[Figure record extracts]
-- START --

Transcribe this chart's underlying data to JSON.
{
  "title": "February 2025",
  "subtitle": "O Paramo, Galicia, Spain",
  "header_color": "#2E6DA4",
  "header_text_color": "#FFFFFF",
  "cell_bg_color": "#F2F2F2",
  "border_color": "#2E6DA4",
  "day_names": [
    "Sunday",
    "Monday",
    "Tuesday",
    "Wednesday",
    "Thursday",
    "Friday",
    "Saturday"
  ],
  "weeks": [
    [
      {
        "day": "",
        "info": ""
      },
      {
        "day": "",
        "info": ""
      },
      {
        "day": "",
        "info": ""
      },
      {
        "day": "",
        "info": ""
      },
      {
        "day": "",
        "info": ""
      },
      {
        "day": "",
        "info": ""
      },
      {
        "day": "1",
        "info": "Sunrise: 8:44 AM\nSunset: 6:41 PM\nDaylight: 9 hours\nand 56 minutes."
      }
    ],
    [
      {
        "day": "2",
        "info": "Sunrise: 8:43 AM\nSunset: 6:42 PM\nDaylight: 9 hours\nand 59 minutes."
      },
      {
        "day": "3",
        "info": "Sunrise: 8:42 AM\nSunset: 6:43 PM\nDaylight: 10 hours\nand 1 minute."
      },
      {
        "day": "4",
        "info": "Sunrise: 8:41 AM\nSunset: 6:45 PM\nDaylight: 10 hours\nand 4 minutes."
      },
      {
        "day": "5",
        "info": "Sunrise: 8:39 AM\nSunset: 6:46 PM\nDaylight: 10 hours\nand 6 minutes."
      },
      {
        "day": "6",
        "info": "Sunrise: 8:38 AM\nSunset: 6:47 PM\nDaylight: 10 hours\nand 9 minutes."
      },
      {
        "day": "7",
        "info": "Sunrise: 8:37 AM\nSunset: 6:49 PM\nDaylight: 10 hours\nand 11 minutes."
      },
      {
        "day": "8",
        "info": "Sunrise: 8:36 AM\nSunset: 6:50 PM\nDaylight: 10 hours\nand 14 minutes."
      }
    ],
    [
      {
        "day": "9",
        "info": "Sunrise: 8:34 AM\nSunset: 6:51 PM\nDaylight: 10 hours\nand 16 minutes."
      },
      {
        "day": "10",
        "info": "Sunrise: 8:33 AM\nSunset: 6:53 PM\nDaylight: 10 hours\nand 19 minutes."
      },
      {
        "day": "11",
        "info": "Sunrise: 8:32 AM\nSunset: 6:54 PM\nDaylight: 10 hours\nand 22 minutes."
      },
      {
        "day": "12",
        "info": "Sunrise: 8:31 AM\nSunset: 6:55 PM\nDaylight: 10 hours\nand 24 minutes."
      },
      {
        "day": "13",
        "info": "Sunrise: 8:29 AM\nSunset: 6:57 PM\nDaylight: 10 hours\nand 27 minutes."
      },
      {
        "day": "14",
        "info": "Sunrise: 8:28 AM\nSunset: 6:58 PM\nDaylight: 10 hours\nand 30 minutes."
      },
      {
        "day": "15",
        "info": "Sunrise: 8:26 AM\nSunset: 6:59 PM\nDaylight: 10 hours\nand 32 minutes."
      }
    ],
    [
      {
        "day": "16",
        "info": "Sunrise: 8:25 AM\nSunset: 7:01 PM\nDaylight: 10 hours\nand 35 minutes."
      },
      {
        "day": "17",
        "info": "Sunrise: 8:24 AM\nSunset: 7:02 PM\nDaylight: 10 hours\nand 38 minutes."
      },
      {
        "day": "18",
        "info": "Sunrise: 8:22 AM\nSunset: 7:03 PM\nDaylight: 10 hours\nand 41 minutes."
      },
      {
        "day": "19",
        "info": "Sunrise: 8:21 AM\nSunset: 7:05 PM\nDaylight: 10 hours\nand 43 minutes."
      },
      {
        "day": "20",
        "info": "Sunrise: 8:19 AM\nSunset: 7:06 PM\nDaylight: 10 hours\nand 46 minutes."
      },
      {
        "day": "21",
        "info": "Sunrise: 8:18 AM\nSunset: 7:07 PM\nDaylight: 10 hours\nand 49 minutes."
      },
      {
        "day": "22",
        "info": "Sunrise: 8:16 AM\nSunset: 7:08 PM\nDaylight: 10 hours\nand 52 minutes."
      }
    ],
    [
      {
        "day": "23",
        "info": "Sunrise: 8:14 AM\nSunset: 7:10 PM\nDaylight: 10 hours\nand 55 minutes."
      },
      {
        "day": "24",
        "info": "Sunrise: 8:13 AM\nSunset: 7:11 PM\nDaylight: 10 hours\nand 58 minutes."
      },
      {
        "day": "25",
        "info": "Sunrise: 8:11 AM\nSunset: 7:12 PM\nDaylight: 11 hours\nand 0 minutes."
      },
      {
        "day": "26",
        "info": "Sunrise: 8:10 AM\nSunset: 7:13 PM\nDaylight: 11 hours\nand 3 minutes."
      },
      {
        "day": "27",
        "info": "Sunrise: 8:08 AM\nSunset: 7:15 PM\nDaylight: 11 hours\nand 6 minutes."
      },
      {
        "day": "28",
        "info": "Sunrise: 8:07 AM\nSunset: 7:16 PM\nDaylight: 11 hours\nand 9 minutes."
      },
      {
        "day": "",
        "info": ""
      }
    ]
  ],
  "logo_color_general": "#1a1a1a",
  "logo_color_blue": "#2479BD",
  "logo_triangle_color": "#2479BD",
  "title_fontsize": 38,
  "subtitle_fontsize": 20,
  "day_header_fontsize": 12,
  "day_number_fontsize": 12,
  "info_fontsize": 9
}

-- END --

◆ Set problem ◆
Quote every entry exactly.

◆ Correct output ◆
Transcribe this chart's underlying data to JSON.
{
  "title": "February 2025",
  "subtitle": "O Paramo, Galicia, Spain",
  "header_color": "#2E6DA4",
  "header_text_color": "#FFFFFF",
  "cell_bg_color": "#F2F2F2",
  "border_color": "#2E6DA4",
  "day_names": [
    "Sunday",
    "Monday",
    "Tuesday",
    "Wednesday",
    "Thursday",
    "Friday",
    "Saturday"
  ],
  "weeks": [
    [
      {
        "day": "",
        "info": ""
      },
      {
        "day": "",
        "info": ""
      },
      {
        "day": "",
        "info": ""
      },
      {
        "day": "",
        "info": ""
      },
      {
        "day": "",
        "info": ""
      },
      {
        "day": "",
        "info": ""
      },
      {
        "day": "1",
        "info": "Sunrise: 8:44 AM\nSunset: 6:41 PM\nDaylight: 9 hours\nand 56 minutes."
      }
    ],
    [
      {
        "day": "2",
        "info": "Sunrise: 8:43 AM\nSunset: 6:42 PM\nDaylight: 9 hours\nand 59 minutes."
      },
      {
        "day": "3",
        "info": "Sunrise: 8:42 AM\nSunset: 6:43 PM\nDaylight: 10 hours\nand 1 minute."
      },
      {
        "day": "4",
        "info": "Sunrise: 8:41 AM\nSunset: 6:45 PM\nDaylight: 10 hours\nand 4 minutes."
      },
      {
        "day": "5",
        "info": "Sunrise: 8:39 AM\nSunset: 6:46 PM\nDaylight: 10 hours\nand 6 minutes."
      },
      {
        "day": "6",
        "info": "Sunrise: 8:38 AM\nSunset: 6:47 PM\nDaylight: 10 hours\nand 9 minutes."
      },
      {
        "day": "7",
        "info": "Sunrise: 8:37 AM\nSunset: 6:49 PM\nDaylight: 10 hours\nand 11 minutes."
      },
      {
        "day": "8",
        "info": "Sunrise: 8:36 AM\nSunset: 6:50 PM\nDaylight: 10 hours\nand 14 minutes."
      }
    ],
    [
      {
        "day": "9",
        "info": "Sunrise: 8:34 AM\nSunset: 6:51 PM\nDaylight: 10 hours\nand 16 minutes."
      },
      {
        "day": "10",
        "info": "Sunrise: 8:33 AM\nSunset: 6:53 PM\nDaylight: 10 hours\nand 19 minutes."
      },
      {
        "day": "11",
        "info": "Sunrise: 8:32 AM\nSunset: 6:54 PM\nDaylight: 10 hours\nand 22 minutes."
      },
      {
        "day": "12",
        "info": "Sunrise: 8:31 AM\nSunset: 6:55 PM\nDaylight: 10 hours\nand 24 minutes."
      },
      {
        "day": "13",
        "info": "Sunrise: 8:29 AM\nSunset: 6:57 PM\nDaylight: 10 hours\nand 27 minutes."
      },
      {
        "day": "14",
        "info": "Sunrise: 8:28 AM\nSunset: 6:58 PM\nDaylight: 10 hours\nand 30 minutes."
      },
      {
        "day": "15",
        "info": "Sunrise: 8:26 AM\nSunset: 6:59 PM\nDaylight: 10 hours\nand 32 minutes."
      }
    ],
    [
      {
        "day": "16",
        "info": "Sunrise: 8:25 AM\nSunset: 7:01 PM\nDaylight: 10 hours\nand 35 minutes."
      },
      {
        "day": "17",
        "info": "Sunrise: 8:24 AM\nSunset: 7:02 PM\nDaylight: 10 hours\nand 38 minutes."
      },
      {
        "day": "18",
        "info": "Sunrise: 8:22 AM\nSunset: 7:03 PM\nDaylight: 10 hours\nand 41 minutes."
      },
      {
        "day": "19",
        "info": "Sunrise: 8:21 AM\nSunset: 7:05 PM\nDaylight: 10 hours\nand 43 minutes."
      },
      {
        "day": "20",
        "info": "Sunrise: 8:19 AM\nSunset: 7:06 PM\nDaylight: 10 hours\nand 46 minutes."
      },
      {
        "day": "21",
        "info": "Sunrise: 8:18 AM\nSunset: 7:07 PM\nDaylight: 10 hours\nand 49 minutes."
      },
      {
        "day": "22",
        "info": "Sunrise: 8:16 AM\nSunset: 7:08 PM\nDaylight: 10 hours\nand 52 minutes."
      }
    ],
    [
      {
        "day": "23",
        "info": "Sunrise: 8:14 AM\nSunset: 7:10 PM\nDaylight: 10 hours\nand 55 minutes."
      },
      {
        "day": "24",
        "info": "Sunrise: 8:13 AM\nSunset: 7:11 PM\nDaylight: 10 hours\nand 58 minutes."
      },
      {
        "day": "25",
        "info": "Sunrise: 8:11 AM\nSunset: 7:12 PM\nDaylight: 11 hours\nand 0 minutes."
      },
      {
        "day": "26",
        "info": "Sunrise: 8:10 AM\nSunset: 7:13 PM\nDaylight: 11 hours\nand 3 minutes."
      },
      {
        "day": "27",
        "info": "Sunrise: 8:08 AM\nSunset: 7:15 PM\nDaylight: 11 hours\nand 6 minutes."
      },
      {
        "day": "28",
        "info": "Sunrise: 8:07 AM\nSunset: 7:16 PM\nDaylight: 11 hours\nand 9 minutes."
      },
      {
        "day": "",
        "info": ""
      }
    ]
  ],
  "logo_color_general": "#1a1a1a",
  "logo_color_blue": "#2479BD",
  "logo_triangle_color": "#2479BD",
  "title_fontsize": 38,
  "subtitle_fontsize": 20,
  "day_header_fontsize": 12,
  "day_number_fontsize": 12,
  "info_fontsize": 9
}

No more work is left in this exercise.